• **Task goal**:
Identify each line containing the word "marker" and copy it.

**** Records shown

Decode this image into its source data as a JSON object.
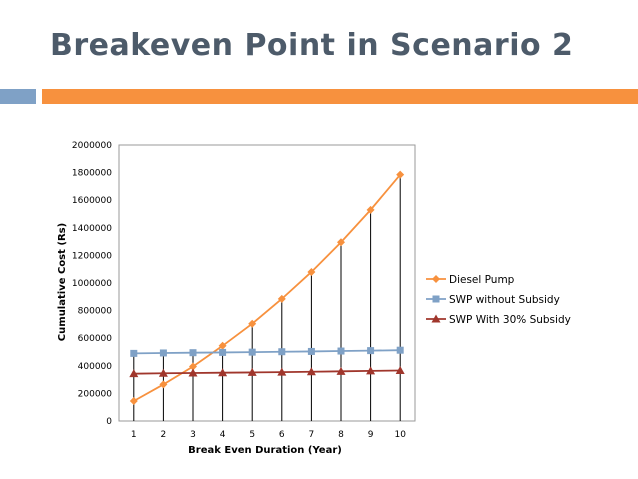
{
  "slide": {
    "title": "Breakeven Point in Scenario 2",
    "accent_colors": {
      "left_bar": "#7fa1c6",
      "right_bar": "#f7913e",
      "title": "#4d5b6a"
    }
  },
  "chart_data": {
    "type": "line",
    "title": "",
    "xlabel": "Break Even Duration (Year)",
    "ylabel": "Cumulative Cost (Rs)",
    "categories": [
      "1",
      "2",
      "3",
      "4",
      "5",
      "6",
      "7",
      "8",
      "9",
      "10"
    ],
    "ylim": [
      0,
      2000000
    ],
    "yticks": [
      "0",
      "200000",
      "400000",
      "600000",
      "800000",
      "1000000",
      "1200000",
      "1400000",
      "1600000",
      "1800000",
      "2000000"
    ],
    "grid": false,
    "drop_lines": true,
    "legend_position": "right",
    "series": [
      {
        "name": "Diesel Pump",
        "color": "#f7913e",
        "marker": "diamond",
        "values": [
          145000,
          265000,
          395000,
          545000,
          705000,
          885000,
          1080000,
          1295000,
          1530000,
          1785000
        ]
      },
      {
        "name": "SWP without Subsidy",
        "color": "#7fa1c6",
        "marker": "square",
        "values": [
          490000,
          493000,
          495000,
          497000,
          499000,
          502000,
          504000,
          507000,
          510000,
          513000
        ]
      },
      {
        "name": "SWP With 30% Subsidy",
        "color": "#a0362c",
        "marker": "triangle",
        "values": [
          343000,
          346000,
          348000,
          350000,
          352000,
          354000,
          357000,
          360000,
          363000,
          366000
        ]
      }
    ]
  }
}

********

• **Result**:
        "marker": "diamond",
        "marker": "square",
        "marker": "triangle",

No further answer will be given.